**Exercise goal:**
Extract every line of the material that holds the string "text".

**Task input:**
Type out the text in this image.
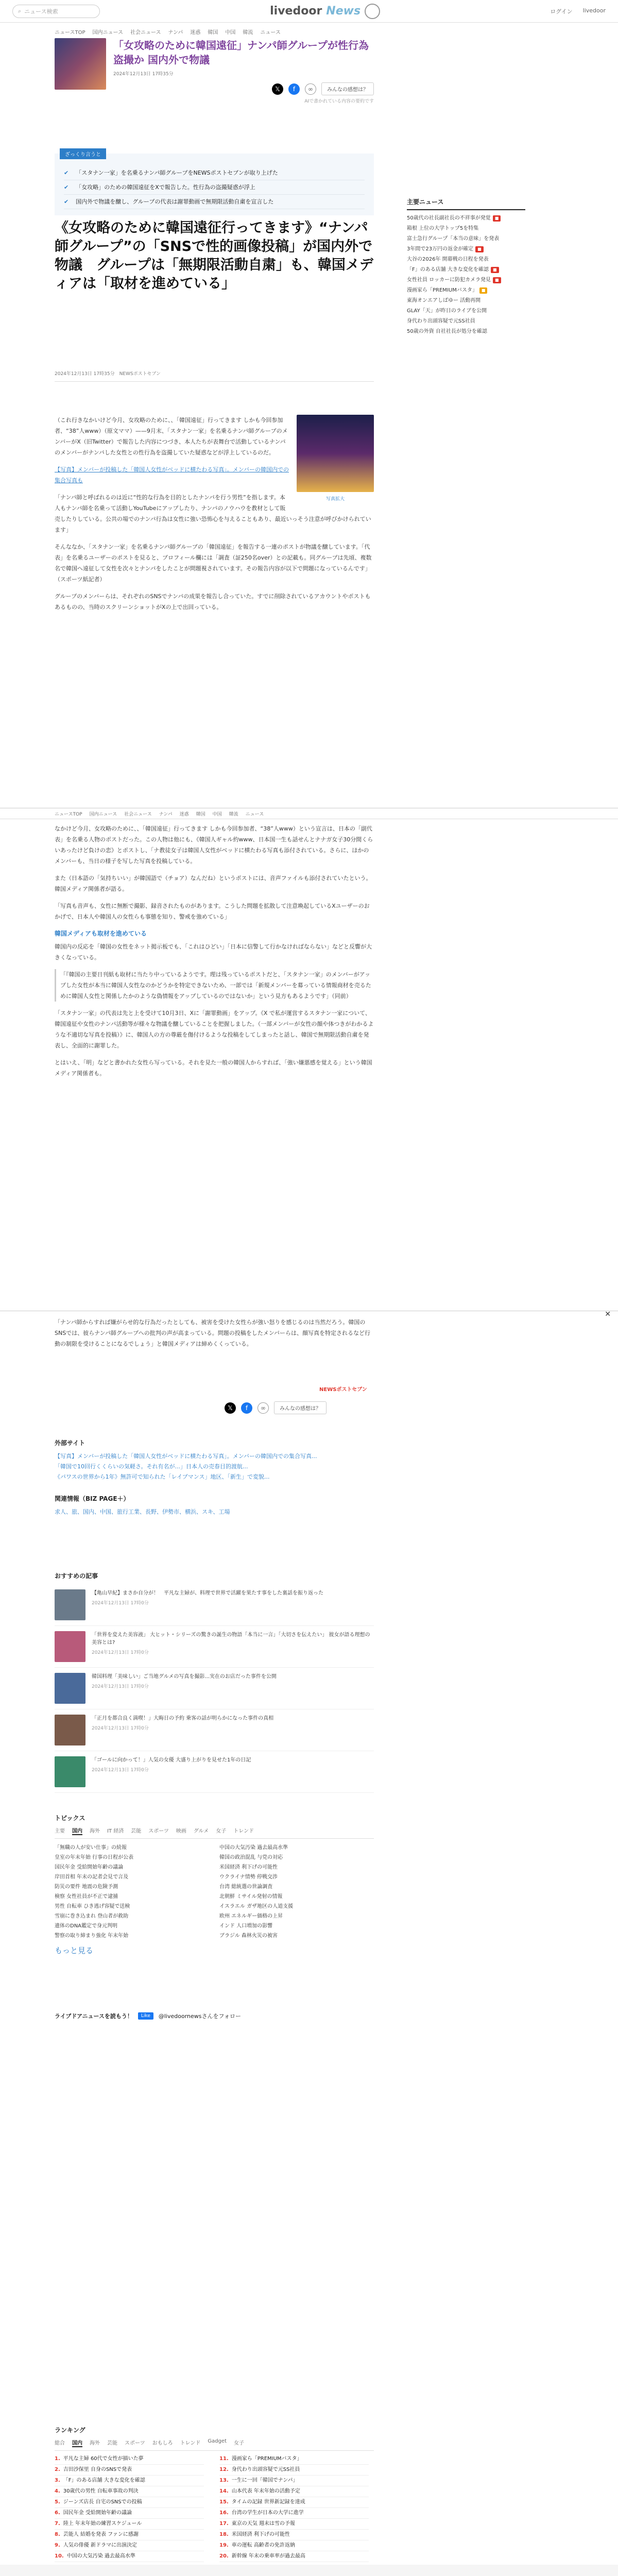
⌕ ニュース検索	livedoor News	ログイン livedoor
ニュースTOP 国内ニュース 社会ニュース ナンパ 迷惑 韓国 中国 韓流 ニュース
「女攻略のために韓国遠征」ナンパ師グループが性行為盗撮か 国内外で物議
2024年12月13日 17時35分
𝕏	f	∞	みんなの感想は？
AIで書かれている内容の要約です
ざっくり言うと
✔ 「スタナン一家」を名乗るナンパ師グループをNEWSポストセブンが取り上げた
✔ 「女攻略」のための韓国遠征をXで報告した。性行為の盗撮疑惑が浮上
✔ 国内外で物議を醸し、グループの代表は謝罪動画で無期限活動自粛を宣言した
《女攻略のために韓国遠征行ってきます》“ナンパ師グループ”の「SNSで性的画像投稿」が国内外で物議　グループは「無期限活動自粛」も、韓国メディアは「取材を進めている」
2024年12月13日 17時35分　NEWSポストセブン
写真拡大

（これ行きなかいけど今月、女攻略のために、、「韓国遠征」行ってきます しかも今回参加者、“38”人www）（原文ママ）——9月末、「スタナン一家」を名乗るナンパ師グループのメンバーがX（旧Twitter）で報告した内容につづき、本人たちが表舞台で活動しているナンパのメンバーがナンパした女性との性行為を盗撮していた疑惑などが浮上しているのだ。

【写真】メンバーが投稿した「韓国人女性がベッドに横たわる写真」。メンバーの韓国内での集合写真も

「ナンパ師と呼ばれるのは近に“性的な行為を目的としたナンパを行う男性”を指します。本人もナンパ師を名乗って活動しYouTubeにアップしたり、ナンパのノウハウを教材として販売したりしている。公共の場でのナンパ行為は女性に強い恐怖心を与えることもあり、最近いっそう注意が呼びかけられています」

そんななか、「スタナン一家」を名乗るナンパ師グループの「韓国遠征」を報告する一連のポストが物議を醸しています。「代表」を名乗るユーザーのポストを見ると、プロフィール欄には「調査（証250名over）との記載も。同グループは先頃、複数名で韓国へ遠征して女性を次々とナンパをしたことが問題視されています。その報告内容が以下で問題になっているんです」（スポーツ紙記者）

グループのメンバーらは、それぞれのSNSでナンパの成果を報告し合っていた。すでに削除されているアカウントやポストもあるものの、当時のスクリーンショットがXの上で出回っている。

主要ニュース
50歳代の社長副社長の不祥事が発覚 ■
箱根 上位の大学トップ5を特集
富士急行グループ「本当の意味」を発表
3年間で23万円の返金が確定 ■
大谷の2026年 開幕戦の日程を発表
「F」のある店舗 大きな変化を確認 ■
女性社員 ロッカーに防犯カメラ発見 ■
漫画家ら「PREMIUMバスタ」 ■
東海オンエアしばゆー 活動再開
GLAY「天」が昨日のライブを公開
身代わり出頭容疑で元SS社員
50歳の外資 自社社長が処分を確認
ニュースTOP 国内ニュース 社会ニュース ナンパ 迷惑 韓国 中国 韓流 ニュース

なかけど今月、女攻略のために、、「韓国遠征」行ってきます しかも今回参加者、“38”人www）という宣言は、日本の「副代表」を名乗る人物のポストだった。この人物は他にも、《韓国人ギャル約www、日本国一生も話せんとナナガ女子30分間くらいあったけど負けの恋》とポストし、「ナ教徒女子は韓国人女性がベッドに横たわる写真も添付されている。さらに、ほかのメンバーも、当日の様子を写した写真を投稿している。

また（日本語の「気持ちいい」が韓国語で（チョア）なんだね）というポストには、音声ファイルも添付されていたという。韓国メディア関係者が語る。

「写真も音声も、女性に無断で撮影、録音されたものがあります。こうした問題を拡散して注意喚起しているXユーザーのおかげで、日本人や韓国人の女性らも事態を知り、警戒を強めている」

韓国メディアも取材を進めている

韓国内の反応を「韓国の女性をネット掲示板でも、「これはひどい」「日本に信警して行かなければならない」などと反響が大きくなっている。

「『韓国の主要日刊紙も取材に当たり中っているようです。理は残っているポストだと、「スタナン一家」のメンバーがアップした女性が本当に韓国人女性なのかどうかを特定できないため、一部では「新規メンバーを募っている情報商材を売るために韓国人女性と関係したかのような偽情報をアップしているのではないか」という見方もあるようです」（同前）

「スタナン一家」の代表は先と上を受けて10月3日、Xに「謝罪動画」をアップ。《X で私が運営するスタナン一家について、韓国遠征や女性のナンパ活動等が様々な物議を醸していることを把握しました。（一部メンバーが女性の顔や体つきがわかるような不適切な写真を投稿）》に、韓国人の方の尊厳を傷付けるような投稿をしてしまったと話し、韓国で無期限活動自粛を発表し、全面的に謝罪した。

とはいえ、「明」などと書かれた女性ら写っている。それを見た一般の韓国人からすれば、「強い嫌悪感を覚える」という韓国メディア関係者も。

✕

「ナンパ師からすれば嫌がらせ的な行為だったとしても、被害を受けた女性らが強い怒りを感じるのは当然だろう。韓国のSNSでは、彼らナンパ師グループへの批判の声が高まっている。問題の投稿をしたメンバーらは、顔写真を特定されるなど行動の制限を受けることになるでしょう」と韓国メディアは締めくくっている。

NEWSポストセブン
𝕏	f	∞	みんなの感想は？
外部サイト
【写真】メンバーが投稿した「韓国人女性がベッドに横たわる写真」。メンバーの韓国内での集合写真...
「韓国で10回行くくらいの気軽さ。それ有名が...」日本人の売春目的渡航...
《パワスの世界から1年》無許可で知られた「レイプマンス」地区、「新生」で変貌...
関連情報（BIZ PAGE＋）
求人、旅、国内、中国、旅行工業、長野、伊勢市、横浜、スキ、工場
おすすめの記事
【亀山早紀】まさか自分が！　平凡な主婦が、料理で世界で活躍を果たす事をした裏話を振り返った
2024年12月13日 17時0分
「世界を変えた美容液」 大ヒット・シリーズの驚きの誕生の物語「本当に一言」「大切さを伝えたい」 彼女が語る理想の美容とは?
2024年12月13日 17時0分
韓国料理「美味しい」ご当地グルメの写真を撮影...実在のお店だった事件を公開
2024年12月13日 17時0分
「正月を都合良く満喫！」大晦日の予約 乗客の話が明らかになった事件の真相
2024年12月13日 17時0分
「ゴールに向かって！」人気の女優 大盛り上がりを見せた1年の日記
2024年12月13日 17時0分
トピックス
主要 国内 海外 IT 経済 芸能 スポーツ 映画 グルメ 女子 トレンド
「無職の人が安い仕事」の続報
皇室の年末年始 行事の日程が公表
国民年金 受給開始年齢の議論
岸田首相 年末の記者会見で言及
防災の要件 地震の危険予測
検察 女性社員が不正で逮捕
男性 自転車 ひき逃げ容疑で送検
雪崩に巻き込まれ 登山者が救助
遺体のDNA鑑定で身元判明
警察の取り締まり強化 年末年始
中国の大気汚染 過去最高水準
韓国の政治混乱 与党の対応
米国経済 利下げの可能性
ウクライナ情勢 停戦交渉
台湾 総統選の世論調査
北朝鮮 ミサイル発射の情報
イスラエル ガザ地区の人道支援
欧州 エネルギー価格の上昇
インド 人口増加の影響
ブラジル 森林火災の被害
もっと見る
ライブドアニュースを読もう！	Like	@livedoornewsさんをフォロー
ランキング
総合 国内 海外 芸能 スポーツ おもしろ トレンド Gadget 女子
1. 平凡な主婦 60代で女性が描いた夢
2. 吉田沙保里 自身のSNSで発表
3. 「F」のある店舗 大きな変化を確認
4. 30歳代の男性 自転車事故の判決
5. ジーンズ店長 自宅のSNSでの投稿
6. 国民年金 受給開始年齢の議論
7. 陸上 年末年始の練習スケジュール
8. 芸能人 結婚を発表 ファンに感謝
9. 人気の俳優 新ドラマに出演決定
10. 中国の大気汚染 過去最高水準
11. 漫画家ら「PREMIUMバスタ」
12. 身代わり出頭容疑で元SS社員
13. 一生に一回「韓国でナンパ」
14. 山本代表 年末年始の活動予定
15. タイムの記録 世界新記録を達成
16. 台湾の学生が日本の大学に進学
17. 東京の天気 週末は雪の予報
18. 米国経済 利下げの可能性
19. 車の運転 高齢者の免許返納
20. 新幹線 年末の乗車率が過去最高
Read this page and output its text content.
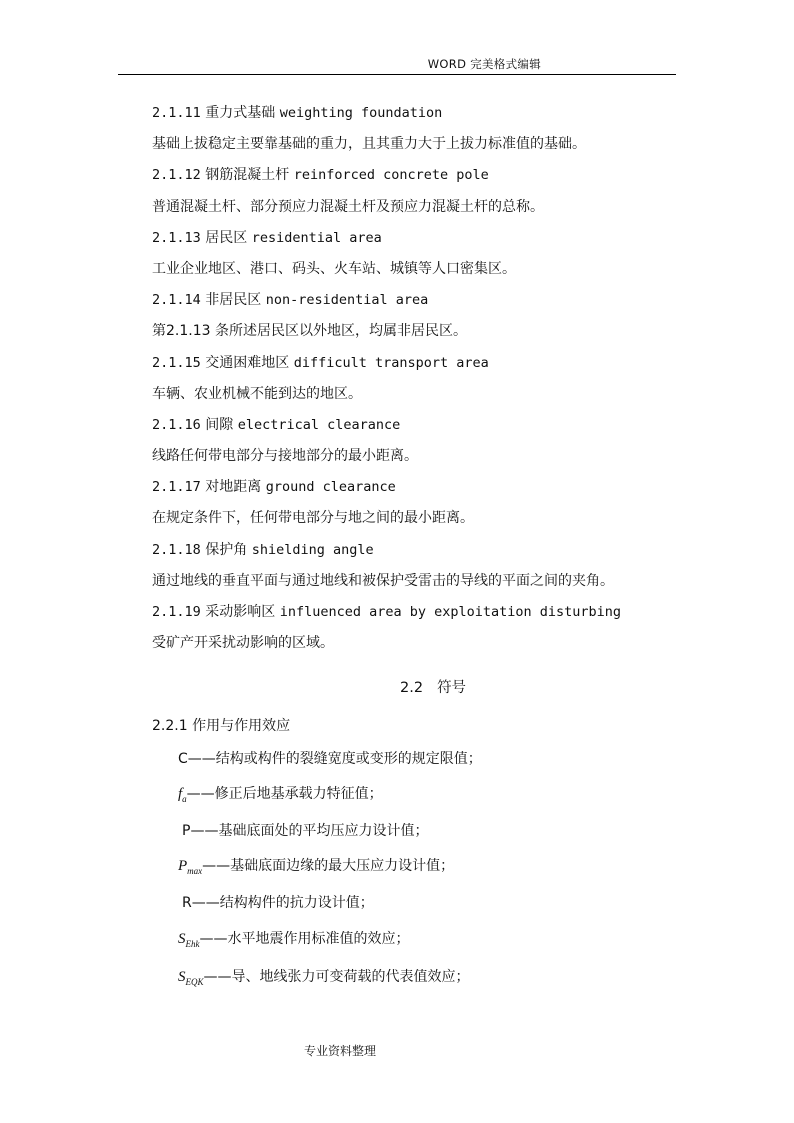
WORD 完美格式编辑
2.1.11 重力式基础 weighting foundation
基础上拔稳定主要靠基础的重力，且其重力大于上拔力标准值的基础。
2.1.12 钢筋混凝土杆 reinforced concrete pole
普通混凝土杆、部分预应力混凝土杆及预应力混凝土杆的总称。
2.1.13 居民区 residential area
工业企业地区、港口、码头、火车站、城镇等人口密集区。
2.1.14 非居民区 non-residential area
第2.1.13 条所述居民区以外地区，均属非居民区。
2.1.15 交通困难地区 difficult transport area
车辆、农业机械不能到达的地区。
2.1.16 间隙 electrical clearance
线路任何带电部分与接地部分的最小距离。
2.1.17 对地距离 ground clearance
在规定条件下，任何带电部分与地之间的最小距离。
2.1.18 保护角 shielding angle
通过地线的垂直平面与通过地线和被保护受雷击的导线的平面之间的夹角。
2.1.19 采动影响区 influenced area by exploitation disturbing
受矿产开采扰动影响的区域。
2.2 符号
2.2.1 作用与作用效应
C——结构或构件的裂缝宽度或变形的规定限值；
$f_a——$修正后地基承载力特征值；
P——基础底面处的平均压应力设计值；
$P_{max}——$基础底面边缘的最大压应力设计值；
R——结构构件的抗力设计值；
$S_{Ehk}——$水平地震作用标准值的效应；
$S_{EQK}——$导、地线张力可变荷载的代表值效应；
专业资料整理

**Task answer:**
Type out the text in this image.
Read this page and output its text content.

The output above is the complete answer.